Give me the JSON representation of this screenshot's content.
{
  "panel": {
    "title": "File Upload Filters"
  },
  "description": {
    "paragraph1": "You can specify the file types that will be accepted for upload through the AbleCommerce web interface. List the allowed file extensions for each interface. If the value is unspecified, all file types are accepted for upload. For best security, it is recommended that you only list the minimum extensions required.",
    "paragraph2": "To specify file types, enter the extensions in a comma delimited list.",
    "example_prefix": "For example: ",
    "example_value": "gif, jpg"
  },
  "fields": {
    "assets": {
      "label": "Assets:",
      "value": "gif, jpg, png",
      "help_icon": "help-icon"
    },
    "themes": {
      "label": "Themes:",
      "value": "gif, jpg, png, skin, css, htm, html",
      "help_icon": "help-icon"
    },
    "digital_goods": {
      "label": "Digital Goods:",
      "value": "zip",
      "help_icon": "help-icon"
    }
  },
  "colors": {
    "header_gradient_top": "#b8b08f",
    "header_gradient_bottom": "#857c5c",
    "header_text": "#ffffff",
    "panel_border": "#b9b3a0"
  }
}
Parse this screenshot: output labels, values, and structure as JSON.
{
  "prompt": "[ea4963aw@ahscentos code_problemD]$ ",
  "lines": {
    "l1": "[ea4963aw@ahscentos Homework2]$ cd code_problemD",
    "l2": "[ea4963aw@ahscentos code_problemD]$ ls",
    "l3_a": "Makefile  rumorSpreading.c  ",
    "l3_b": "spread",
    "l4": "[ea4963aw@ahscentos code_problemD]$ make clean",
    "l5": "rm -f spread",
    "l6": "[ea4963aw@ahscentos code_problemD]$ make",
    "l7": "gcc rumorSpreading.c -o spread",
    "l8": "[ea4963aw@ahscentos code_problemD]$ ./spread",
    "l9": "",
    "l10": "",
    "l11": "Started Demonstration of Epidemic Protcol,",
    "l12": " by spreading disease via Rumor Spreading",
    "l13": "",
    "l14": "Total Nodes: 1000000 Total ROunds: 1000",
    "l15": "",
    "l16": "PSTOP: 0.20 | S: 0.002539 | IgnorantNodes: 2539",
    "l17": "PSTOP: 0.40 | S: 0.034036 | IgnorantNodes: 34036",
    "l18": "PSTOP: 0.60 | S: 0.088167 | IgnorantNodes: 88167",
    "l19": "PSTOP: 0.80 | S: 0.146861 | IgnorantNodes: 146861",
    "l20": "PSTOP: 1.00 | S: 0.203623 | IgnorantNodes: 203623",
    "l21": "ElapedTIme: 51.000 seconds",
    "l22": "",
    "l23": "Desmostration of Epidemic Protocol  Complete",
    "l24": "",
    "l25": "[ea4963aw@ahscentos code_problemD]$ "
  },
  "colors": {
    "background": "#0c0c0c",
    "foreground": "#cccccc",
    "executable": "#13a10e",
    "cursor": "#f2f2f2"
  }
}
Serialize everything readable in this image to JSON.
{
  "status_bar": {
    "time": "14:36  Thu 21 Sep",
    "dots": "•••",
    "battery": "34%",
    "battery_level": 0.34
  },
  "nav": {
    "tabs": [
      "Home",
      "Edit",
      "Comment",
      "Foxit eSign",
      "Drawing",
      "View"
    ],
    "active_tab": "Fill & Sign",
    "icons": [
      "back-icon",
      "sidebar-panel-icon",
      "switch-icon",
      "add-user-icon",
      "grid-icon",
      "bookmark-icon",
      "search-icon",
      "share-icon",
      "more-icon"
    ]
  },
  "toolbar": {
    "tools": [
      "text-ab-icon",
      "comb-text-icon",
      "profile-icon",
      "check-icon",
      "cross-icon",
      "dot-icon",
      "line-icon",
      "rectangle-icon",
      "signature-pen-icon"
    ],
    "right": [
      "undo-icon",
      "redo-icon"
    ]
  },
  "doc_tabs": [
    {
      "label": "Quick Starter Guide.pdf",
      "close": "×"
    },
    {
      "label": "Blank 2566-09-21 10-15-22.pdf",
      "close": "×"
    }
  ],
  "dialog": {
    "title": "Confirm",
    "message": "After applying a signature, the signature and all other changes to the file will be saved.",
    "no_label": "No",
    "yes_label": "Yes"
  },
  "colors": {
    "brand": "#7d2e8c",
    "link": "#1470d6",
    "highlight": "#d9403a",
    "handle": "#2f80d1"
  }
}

○ ○ ○

● Job
Please give back all of the records exactly as written.

● Result of this exercise
Give me the JSON representation of this screenshot's content.
{
  "panel": {
    "title": "File Upload Filters"
  },
  "description": {
    "paragraph1": "You can specify the file types that will be accepted for upload through the AbleCommerce web interface. List the allowed file extensions for each interface. If the value is unspecified, all file types are accepted for upload. For best security, it is recommended that you only list the minimum extensions required.",
    "paragraph2": "To specify file types, enter the extensions in a comma delimited list.",
    "example_prefix": "For example: ",
    "example_value": "gif, jpg"
  },
  "fields": {
    "assets": {
      "label": "Assets:",
      "value": "gif, jpg, png",
      "help_icon": "help-icon"
    },
    "themes": {
      "label": "Themes:",
      "value": "gif, jpg, png, skin, css, htm, html",
      "help_icon": "help-icon"
    },
    "digital_goods": {
      "label": "Digital Goods:",
      "value": "zip",
      "help_icon": "help-icon"
    }
  },
  "colors": {
    "header_gradient_top": "#b8b08f",
    "header_gradient_bottom": "#857c5c",
    "header_text": "#ffffff",
    "panel_border": "#b9b3a0"
  }
}
Parse this screenshot: output labels, values, and structure as JSON.
{
  "prompt": "[ea4963aw@ahscentos code_problemD]$ ",
  "lines": {
    "l1": "[ea4963aw@ahscentos Homework2]$ cd code_problemD",
    "l2": "[ea4963aw@ahscentos code_problemD]$ ls",
    "l3_a": "Makefile  rumorSpreading.c  ",
    "l3_b": "spread",
    "l4": "[ea4963aw@ahscentos code_problemD]$ make clean",
    "l5": "rm -f spread",
    "l6": "[ea4963aw@ahscentos code_problemD]$ make",
    "l7": "gcc rumorSpreading.c -o spread",
    "l8": "[ea4963aw@ahscentos code_problemD]$ ./spread",
    "l9": "",
    "l10": "",
    "l11": "Started Demonstration of Epidemic Protcol,",
    "l12": " by spreading disease via Rumor Spreading",
    "l13": "",
    "l14": "Total Nodes: 1000000 Total ROunds: 1000",
    "l15": "",
    "l16": "PSTOP: 0.20 | S: 0.002539 | IgnorantNodes: 2539",
    "l17": "PSTOP: 0.40 | S: 0.034036 | IgnorantNodes: 34036",
    "l18": "PSTOP: 0.60 | S: 0.088167 | IgnorantNodes: 88167",
    "l19": "PSTOP: 0.80 | S: 0.146861 | IgnorantNodes: 146861",
    "l20": "PSTOP: 1.00 | S: 0.203623 | IgnorantNodes: 203623",
    "l21": "ElapedTIme: 51.000 seconds",
    "l22": "",
    "l23": "Desmostration of Epidemic Protocol  Complete",
    "l24": "",
    "l25": "[ea4963aw@ahscentos code_problemD]$ "
  },
  "colors": {
    "background": "#0c0c0c",
    "foreground": "#cccccc",
    "executable": "#13a10e",
    "cursor": "#f2f2f2"
  }
}
Serialize everything readable in this image to JSON.
{
  "status_bar": {
    "time": "14:36  Thu 21 Sep",
    "dots": "•••",
    "battery": "34%",
    "battery_level": 0.34
  },
  "nav": {
    "tabs": [
      "Home",
      "Edit",
      "Comment",
      "Foxit eSign",
      "Drawing",
      "View"
    ],
    "active_tab": "Fill & Sign",
    "icons": [
      "back-icon",
      "sidebar-panel-icon",
      "switch-icon",
      "add-user-icon",
      "grid-icon",
      "bookmark-icon",
      "search-icon",
      "share-icon",
      "more-icon"
    ]
  },
  "toolbar": {
    "tools": [
      "text-ab-icon",
      "comb-text-icon",
      "profile-icon",
      "check-icon",
      "cross-icon",
      "dot-icon",
      "line-icon",
      "rectangle-icon",
      "signature-pen-icon"
    ],
    "right": [
      "undo-icon",
      "redo-icon"
    ]
  },
  "doc_tabs": [
    {
      "label": "Quick Starter Guide.pdf",
      "close": "×"
    },
    {
      "label": "Blank 2566-09-21 10-15-22.pdf",
      "close": "×"
    }
  ],
  "dialog": {
    "title": "Confirm",
    "message": "After applying a signature, the signature and all other changes to the file will be saved.",
    "no_label": "No",
    "yes_label": "Yes"
  },
  "colors": {
    "brand": "#7d2e8c",
    "link": "#1470d6",
    "highlight": "#d9403a",
    "handle": "#2f80d1"
  }
}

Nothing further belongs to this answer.